Objective: Provide the records once more, identical to the original.

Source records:
──────
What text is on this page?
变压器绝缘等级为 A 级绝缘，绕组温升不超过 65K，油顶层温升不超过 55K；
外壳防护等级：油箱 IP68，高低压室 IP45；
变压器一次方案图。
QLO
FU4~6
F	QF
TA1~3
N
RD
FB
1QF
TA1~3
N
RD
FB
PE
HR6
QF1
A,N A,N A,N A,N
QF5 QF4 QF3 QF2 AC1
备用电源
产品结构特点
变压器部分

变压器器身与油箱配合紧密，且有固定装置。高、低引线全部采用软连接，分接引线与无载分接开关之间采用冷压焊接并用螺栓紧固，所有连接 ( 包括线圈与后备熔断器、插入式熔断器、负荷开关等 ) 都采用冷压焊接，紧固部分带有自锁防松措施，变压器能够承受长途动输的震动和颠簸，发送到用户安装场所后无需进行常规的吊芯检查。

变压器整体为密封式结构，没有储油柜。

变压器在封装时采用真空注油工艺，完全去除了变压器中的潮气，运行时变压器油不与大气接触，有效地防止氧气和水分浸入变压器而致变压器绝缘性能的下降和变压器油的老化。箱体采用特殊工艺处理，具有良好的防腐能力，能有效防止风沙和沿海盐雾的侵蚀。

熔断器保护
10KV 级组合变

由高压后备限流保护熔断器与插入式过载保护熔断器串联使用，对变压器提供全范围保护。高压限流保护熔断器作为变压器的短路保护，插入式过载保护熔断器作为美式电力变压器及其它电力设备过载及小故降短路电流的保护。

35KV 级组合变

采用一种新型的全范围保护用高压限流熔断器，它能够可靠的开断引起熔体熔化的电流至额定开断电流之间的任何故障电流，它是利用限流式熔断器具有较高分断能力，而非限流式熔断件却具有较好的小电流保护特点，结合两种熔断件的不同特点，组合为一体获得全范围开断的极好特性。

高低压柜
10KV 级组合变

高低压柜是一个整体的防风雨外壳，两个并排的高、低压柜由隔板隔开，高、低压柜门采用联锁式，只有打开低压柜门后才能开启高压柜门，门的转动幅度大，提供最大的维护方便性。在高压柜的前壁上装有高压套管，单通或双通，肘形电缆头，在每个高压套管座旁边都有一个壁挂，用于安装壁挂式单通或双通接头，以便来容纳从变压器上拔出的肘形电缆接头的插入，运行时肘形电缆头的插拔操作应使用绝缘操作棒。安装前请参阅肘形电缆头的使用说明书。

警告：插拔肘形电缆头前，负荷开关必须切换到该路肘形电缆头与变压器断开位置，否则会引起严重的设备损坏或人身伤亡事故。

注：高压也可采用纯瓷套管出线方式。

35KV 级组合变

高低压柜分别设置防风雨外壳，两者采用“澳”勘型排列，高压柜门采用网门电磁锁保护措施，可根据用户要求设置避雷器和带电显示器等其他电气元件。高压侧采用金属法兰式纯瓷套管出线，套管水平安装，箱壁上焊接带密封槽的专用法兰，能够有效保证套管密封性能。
──────
Answer:
What text is on this page?
变压器绝缘等级为 A 级绝缘，绕组温升不超过 65K，油顶层温升不超过 55K；
外壳防护等级：油箱 IP68，高低压室 IP45；
变压器一次方案图。
QLO
FU4~6
F	QF
TA1~3
N
RD
FB
1QF
TA1~3
N
RD
FB
PE
HR6
QF1
A,N A,N A,N A,N
QF5 QF4 QF3 QF2 AC1
备用电源
产品结构特点
变压器部分

变压器器身与油箱配合紧密，且有固定装置。高、低引线全部采用软连接，分接引线与无载分接开关之间采用冷压焊接并用螺栓紧固，所有连接 ( 包括线圈与后备熔断器、插入式熔断器、负荷开关等 ) 都采用冷压焊接，紧固部分带有自锁防松措施，变压器能够承受长途动输的震动和颠簸，发送到用户安装场所后无需进行常规的吊芯检查。

变压器整体为密封式结构，没有储油柜。

变压器在封装时采用真空注油工艺，完全去除了变压器中的潮气，运行时变压器油不与大气接触，有效地防止氧气和水分浸入变压器而致变压器绝缘性能的下降和变压器油的老化。箱体采用特殊工艺处理，具有良好的防腐能力，能有效防止风沙和沿海盐雾的侵蚀。

熔断器保护
10KV 级组合变

由高压后备限流保护熔断器与插入式过载保护熔断器串联使用，对变压器提供全范围保护。高压限流保护熔断器作为变压器的短路保护，插入式过载保护熔断器作为美式电力变压器及其它电力设备过载及小故降短路电流的保护。

35KV 级组合变

采用一种新型的全范围保护用高压限流熔断器，它能够可靠的开断引起熔体熔化的电流至额定开断电流之间的任何故障电流，它是利用限流式熔断器具有较高分断能力，而非限流式熔断件却具有较好的小电流保护特点，结合两种熔断件的不同特点，组合为一体获得全范围开断的极好特性。

高低压柜
10KV 级组合变

高低压柜是一个整体的防风雨外壳，两个并排的高、低压柜由隔板隔开，高、低压柜门采用联锁式，只有打开低压柜门后才能开启高压柜门，门的转动幅度大，提供最大的维护方便性。在高压柜的前壁上装有高压套管，单通或双通，肘形电缆头，在每个高压套管座旁边都有一个壁挂，用于安装壁挂式单通或双通接头，以便来容纳从变压器上拔出的肘形电缆接头的插入，运行时肘形电缆头的插拔操作应使用绝缘操作棒。安装前请参阅肘形电缆头的使用说明书。

警告：插拔肘形电缆头前，负荷开关必须切换到该路肘形电缆头与变压器断开位置，否则会引起严重的设备损坏或人身伤亡事故。

注：高压也可采用纯瓷套管出线方式。

35KV 级组合变

高低压柜分别设置防风雨外壳，两者采用“澳”勘型排列，高压柜门采用网门电磁锁保护措施，可根据用户要求设置避雷器和带电显示器等其他电气元件。高压侧采用金属法兰式纯瓷套管出线，套管水平安装，箱壁上焊接带密封槽的专用法兰，能够有效保证套管密封性能。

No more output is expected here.